Page:
-.-.-

I first saw
Galaxy Express 999 on a bootleg VHS bought from
one of Atlanta's hairier comic-con
video pirates, sometime in the mid 1980s. The Kodak T-120, with the words
"Galaxy Express" markered on its orange-yellow label, was a copy of
the home video release of
New World Pictures' version of the
999 film, which received an American theatrical release for about fifteen
minutes before moving to HBO and video-rental shelves. I knew none of this.
What I knew was that there was something called "Galaxy Express" that
Leiji Matsumoto had created, and he was the guy behind
Captain Harlock and half
of
Star Blazers and who knows what else? At that time, we knew Japanese
animation as a weird neverland that existed only in the colorful hieroglyphs of
Roman Album fold-out posters and My Anime cassette labels, glimpses caught on
afternoon UHF stations between ads for Cookie Crisp and Fruit Roll-Ups, peering
out at us in the form of model kits from something called "Gundam"
that had suddenly appeared in the toy stores.
Certainly Japanese animated films weren’t something you could just sit down and
watch any old time you felt like it. Only now you could, provided you could get
access to the family TV for a couple of hours. And in spite of the hacky dub,
in spite of the comical name changes, in spite of the jarring edits (seriously,
the New World version edits out all the cats), in spite of the fuzzy
duplication of a copy of New World's less-than-stellar transfer, there's
something about Galaxy Express 999 that shines. Recently, we got the chance to
see the film, not on bootleg VHS or late night cable TV but as God and Rintaro
intended, uncut and in a real theater.
There's a lot of good stuff in that late 70s-early 80s sweet spot of Japanese animation
that some call the Yamato Boom and others refer to in terms of Gundam, when
public interest, creative talent, and licensing cash all coincided to create a
kaleidoscope of film and TV of every conceivable topic and level of quality. Out
of that boom came many great projects, but I’ll always have a weakness for
Galaxy Express 999.
999's pedigree is top-notch. It has
Rintaro stretching his muscles in his first
feature film and
Yoshinori Kanada bringing his talent and his timing from
dozens of the best TV animation. It has character designs by
K. Kazuo and
lush Tadao Kubota backgrounds featuring the crumbling, overbuilt Earth, the
lurid jungles of Titan, the outer-space Wild West of Heavy Meldar, and the neon
and black of the Mechanized Planet.
Thematically, the film works as space fantasy, as a childhood fairy tale, as a
humanist polemic, as class-war fable. Sometimes, as when the giant death-skull
of Harlock's Arcadia smashes the
eternal-life headquarters on the Mechanized Planet, the film's subtext erupts
out of theory and just sits there on the screen daring you to call its bluff.

-.-.-

Direction A: Convert everything in the records from the line containing "html-line-code[interactable]: <li>3</li> —" down to the line containing "html-line-code[interactable]: <body> —" into a numbered list, dropping any blank lines.

(Lines of data)
-.-.-

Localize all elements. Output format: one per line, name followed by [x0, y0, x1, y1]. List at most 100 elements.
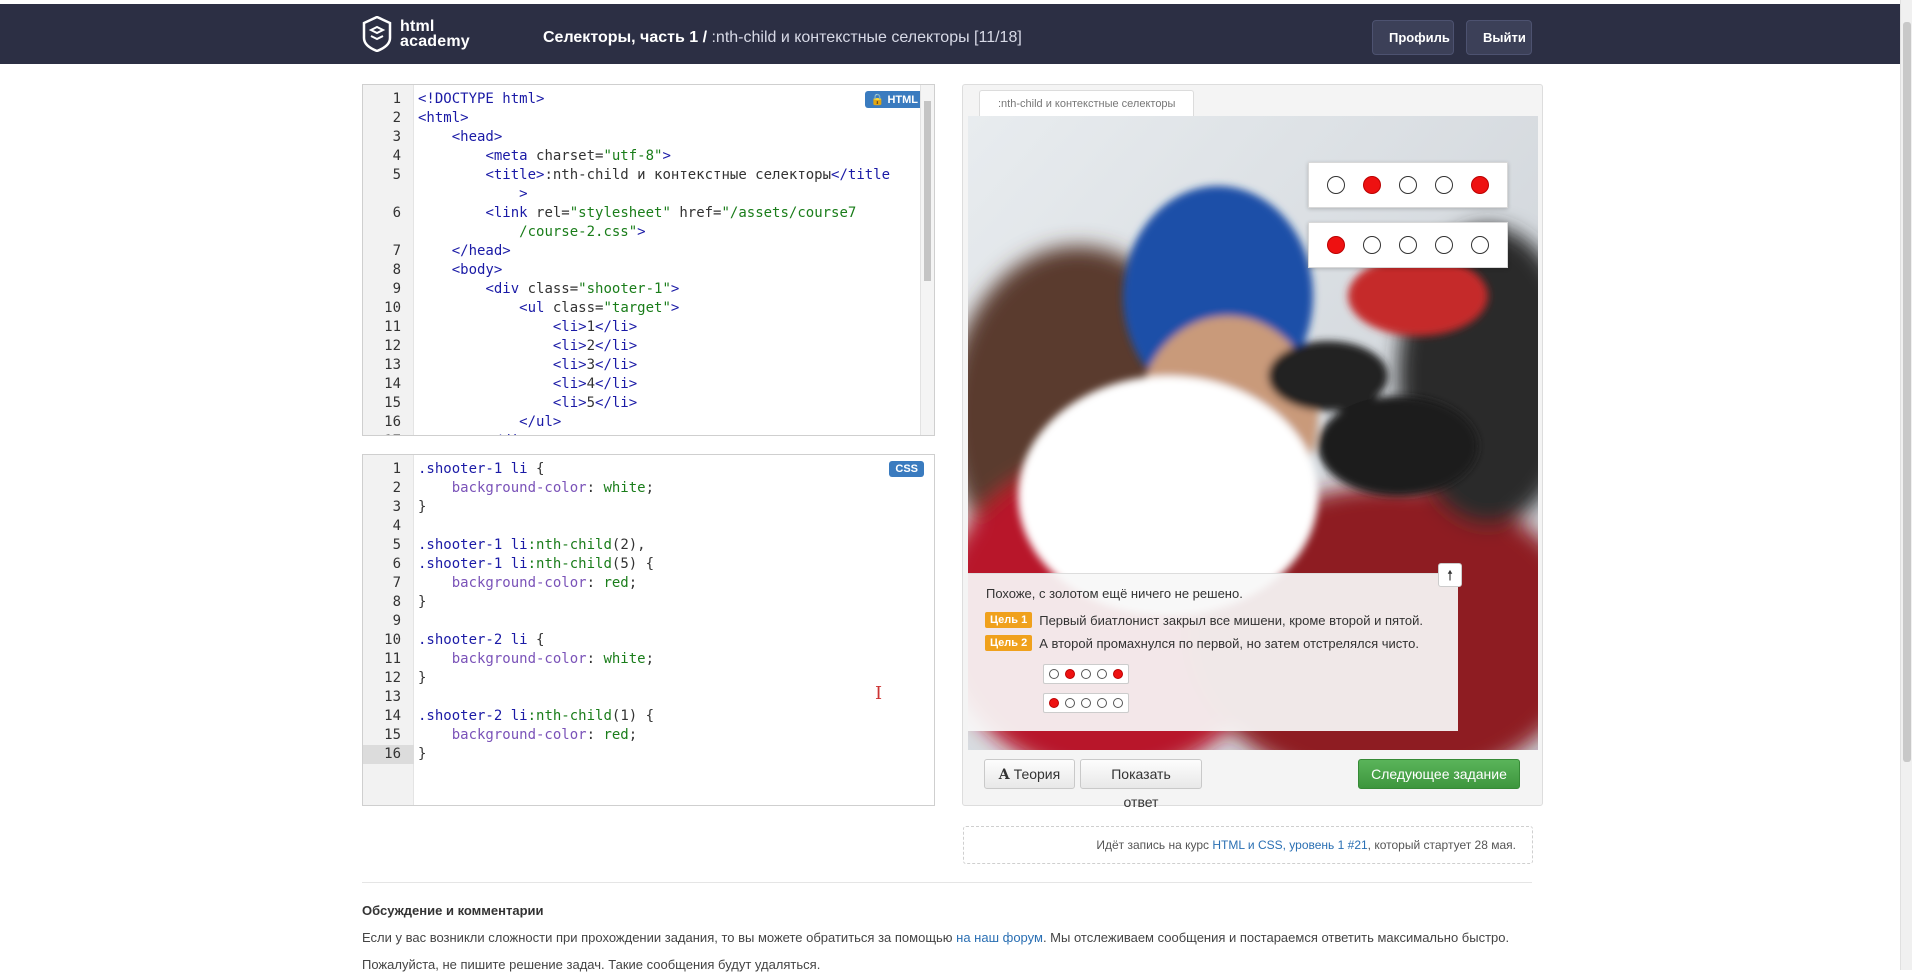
html-line-code[interactable]: <li>3</li> — [418, 356, 637, 375]
html-code-line[interactable]: 10 <ul class="target"> — [363, 299, 934, 318]
html-editor-scrollbar-thumb[interactable] — [924, 101, 931, 281]
css-code-line[interactable]: 6 .shooter-1 li:nth-child(5) { — [363, 555, 934, 574]
css-code-line[interactable]: 3} — [363, 498, 934, 517]
css-line-code[interactable]: } — [418, 669, 426, 688]
page-scrollbar-thumb[interactable] — [1903, 22, 1911, 762]
lesson-part[interactable]: Селекторы, часть 1 / — [543, 29, 707, 46]
html-line-code[interactable]: </ul> — [418, 413, 561, 432]
html-code-line[interactable]: 14 <li>4</li> — [363, 375, 934, 394]
html-line-code[interactable]: <meta charset="utf-8"> — [418, 147, 670, 166]
css-line-code[interactable]: .shooter-1 li:nth-child(5) { — [418, 555, 654, 574]
css-line-code[interactable]: background-color: white; — [418, 479, 654, 498]
html-line-code[interactable]: <title>:nth-child и контекстные селектор… — [418, 166, 890, 185]
css-code-line[interactable]: 9 — [363, 612, 934, 631]
html-code-line[interactable]: 5 <title>:nth-child и контекстные селект… — [363, 166, 934, 185]
notice-text-after: , который стартует 28 мая. — [1367, 838, 1516, 852]
html-editor-scrollbar[interactable] — [920, 85, 934, 435]
css-line-code[interactable]: background-color: white; — [418, 650, 654, 669]
target-hit-icon — [1049, 698, 1059, 708]
collapse-task-arrow-icon[interactable]: 🠕 — [1438, 563, 1462, 587]
html-code-line[interactable]: 7 </head> — [363, 242, 934, 261]
html-code-line[interactable]: /course-2.css"> — [363, 223, 934, 242]
css-line-code[interactable]: .shooter-1 li { — [418, 460, 544, 479]
css-line-number: 12 — [384, 670, 401, 686]
css-code-line[interactable]: 8} — [363, 593, 934, 612]
html-line-code[interactable]: <body> — [418, 261, 503, 280]
html-code-line[interactable]: 15 <li>5</li> — [363, 394, 934, 413]
css-line-number: 3 — [392, 499, 401, 515]
logout-button[interactable]: Выйти — [1466, 20, 1532, 55]
discussion-text-after: . Мы отслеживаем сообщения и постараемся… — [1042, 930, 1510, 945]
preview-tab[interactable]: :nth-child и контекстные селекторы — [979, 90, 1194, 116]
logo-line-1: html — [400, 18, 435, 35]
html-code-line[interactable]: > — [363, 185, 934, 204]
css-line-number: 6 — [392, 556, 401, 572]
html-line-code[interactable]: <div class="shooter-1"> — [418, 280, 679, 299]
css-line-code[interactable]: .shooter-2 li { — [418, 631, 544, 650]
css-code-line[interactable]: 2 background-color: white; — [363, 479, 934, 498]
theory-button[interactable]: A Теория — [984, 759, 1075, 789]
html-line-code[interactable]: /course-2.css"> — [418, 223, 645, 242]
next-task-button[interactable]: Следующее задание — [1358, 759, 1520, 789]
html-code-line[interactable]: 17 </div> — [363, 432, 934, 435]
html-line-code[interactable]: </div> — [418, 432, 536, 435]
html-line-code[interactable]: <ul class="target"> — [418, 299, 679, 318]
target-hit-icon — [1113, 669, 1123, 679]
html-line-number: 8 — [392, 262, 401, 278]
html-code-line[interactable]: 8 <body> — [363, 261, 934, 280]
css-code-line[interactable]: 7 background-color: red; — [363, 574, 934, 593]
html-line-code[interactable]: </head> — [418, 242, 511, 261]
html-code-lines[interactable]: 1 <!DOCTYPE html> 2 <html> 3 <head> 4 <meta c… — [363, 90, 934, 435]
html-code-line[interactable]: 2 <html> — [363, 109, 934, 128]
goal-2-sample-targets — [1043, 693, 1129, 713]
css-line-code[interactable]: background-color: red; — [418, 574, 637, 593]
css-code-line[interactable]: 16} — [363, 745, 934, 764]
css-code-line[interactable]: 10 .shooter-2 li { — [363, 631, 934, 650]
html-line-code[interactable]: <link rel="stylesheet" href="/assets/cou… — [418, 204, 856, 223]
html-line-code[interactable]: <li>1</li> — [418, 318, 637, 337]
css-code-line[interactable]: 1 .shooter-1 li { — [363, 460, 934, 479]
profile-button[interactable]: Профиль — [1372, 20, 1454, 55]
css-editor[interactable]: 1 .shooter-1 li {2 background-color: whit… — [362, 454, 935, 806]
forum-link[interactable]: на наш форум — [956, 930, 1043, 945]
html-editor[interactable]: 1 <!DOCTYPE html> 2 <html> 3 <head> 4 <meta c… — [362, 84, 935, 436]
css-line-code[interactable]: } — [418, 498, 426, 517]
css-code-line[interactable]: 11 background-color: white; — [363, 650, 934, 669]
html-line-code[interactable]: <!DOCTYPE html> — [418, 90, 544, 109]
html-code-line[interactable]: 13 <li>3</li> — [363, 356, 934, 375]
show-answer-button[interactable]: Показать ответ — [1080, 759, 1202, 810]
course-link[interactable]: HTML и CSS, уровень 1 #21 — [1212, 838, 1367, 852]
html-code-line[interactable]: 16 </ul> — [363, 413, 934, 432]
html-code-line[interactable]: 1 <!DOCTYPE html> — [363, 90, 934, 109]
html-code-line[interactable]: 11 <li>1</li> — [363, 318, 934, 337]
html-code-line[interactable]: 12 <li>2</li> — [363, 337, 934, 356]
css-line-code[interactable]: } — [418, 745, 426, 764]
html-line-code[interactable]: <li>2</li> — [418, 337, 637, 356]
css-code-line[interactable]: 13 — [363, 688, 934, 707]
html-line-code[interactable]: <html> — [418, 109, 469, 128]
html-code-line[interactable]: 6 <link rel="stylesheet" href="/assets/c… — [363, 204, 934, 223]
html-code-line[interactable]: 9 <div class="shooter-1"> — [363, 280, 934, 299]
logo[interactable]: html academy — [362, 16, 470, 52]
notice-text-before: Идёт запись на курс — [1096, 838, 1213, 852]
html-code-line[interactable]: 3 <head> — [363, 128, 934, 147]
html-line-code[interactable]: <li>4</li> — [418, 375, 637, 394]
css-line-code[interactable]: background-color: red; — [418, 726, 637, 745]
css-line-code[interactable]: .shooter-2 li:nth-child(1) { — [418, 707, 654, 726]
font-icon: A — [998, 767, 1010, 783]
css-code-line[interactable]: 14 .shooter-2 li:nth-child(1) { — [363, 707, 934, 726]
page-scrollbar[interactable] — [1900, 0, 1912, 970]
css-code-line[interactable]: 5 .shooter-1 li:nth-child(2), — [363, 536, 934, 555]
css-code-line[interactable]: 12} — [363, 669, 934, 688]
goal-2-label: Цель 2 — [985, 635, 1033, 651]
html-line-code[interactable]: <li>5</li> — [418, 394, 637, 413]
html-line-code[interactable]: > — [418, 185, 527, 204]
css-line-code[interactable]: .shooter-1 li:nth-child(2), — [418, 536, 646, 555]
discussion-text: Если у вас возникли сложности при прохож… — [362, 930, 1509, 945]
css-code-line[interactable]: 4 — [363, 517, 934, 536]
html-code-line[interactable]: 4 <meta charset="utf-8"> — [363, 147, 934, 166]
html-line-code[interactable]: <head> — [418, 128, 503, 147]
css-code-line[interactable]: 15 background-color: red; — [363, 726, 934, 745]
css-code-lines[interactable]: 1 .shooter-1 li {2 background-color: whit… — [363, 460, 934, 764]
css-line-code[interactable]: } — [418, 593, 426, 612]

-.-.-

Direction B:
Answer these questions from the Galaxy Express 999 essay:
(i) What brand and model of cassette held the bootleg copy?
(ii) Whose backgrounds does the film feature?
(iii) What does the New World version edit out?

Correct response A:
1. html-line-code[interactable]: <li>3</li> — [418, 356, 637, 375]
2. html-code-line[interactable]: 10 <ul class="target"> — [363, 299, 934, 318]
3. html-editor-scrollbar-thumb[interactable] — [924, 101, 931, 281]
4. css-code-line[interactable]: 6 .shooter-1 li:nth-child(5) { — [363, 555, 934, 574]
5. css-code-line[interactable]: 3} — [363, 498, 934, 517]
6. css-line-code[interactable]: } — [418, 669, 426, 688]
7. page-scrollbar-thumb[interactable] — [1903, 22, 1911, 762]
8. lesson-part[interactable]: Селекторы, часть 1 / — [543, 29, 707, 46]
9. html-line-code[interactable]: </ul> — [418, 413, 561, 432]
10. html-code-line[interactable]: 14 <li>4</li> — [363, 375, 934, 394]
11. html-line-code[interactable]: <meta charset="utf-8"> — [418, 147, 670, 166]
12. css-line-code[interactable]: .shooter-1 li:nth-child(5) { — [418, 555, 654, 574]
13. css-line-code[interactable]: background-color: white; — [418, 479, 654, 498]
14. html-line-code[interactable]: <title>:nth-child и контекстные селектор… — [418, 166, 890, 185]
15. css-code-line[interactable]: 9 — [363, 612, 934, 631]
16. html-code-line[interactable]: 5 <title>:nth-child и контекстные селект… — [363, 166, 934, 185]
17. notice-text-after: , который стартует 28 мая. — [1367, 838, 1516, 852]
18. html-editor-scrollbar[interactable] — [920, 85, 934, 435]
19. css-line-code[interactable]: background-color: white; — [418, 650, 654, 669]
20. target-hit-icon — [1049, 698, 1059, 708]
21. collapse-task-arrow-icon[interactable]: 🠕 — [1438, 563, 1462, 587]
22. html-code-line[interactable]: 7 </head> — [363, 242, 934, 261]
23. html-code-line[interactable]: /course-2.css"> — [363, 223, 934, 242]
24. css-line-code[interactable]: .shooter-1 li { — [418, 460, 544, 479]
25. css-line-number: 12 — [384, 670, 401, 686]
26. css-code-line[interactable]: 8} — [363, 593, 934, 612]
27. html-line-code[interactable]: <body> — [418, 261, 503, 280]

Correct response B:
(i) A Kodak T-120.
(ii) Tadao Kubota's.
(iii) All the cats.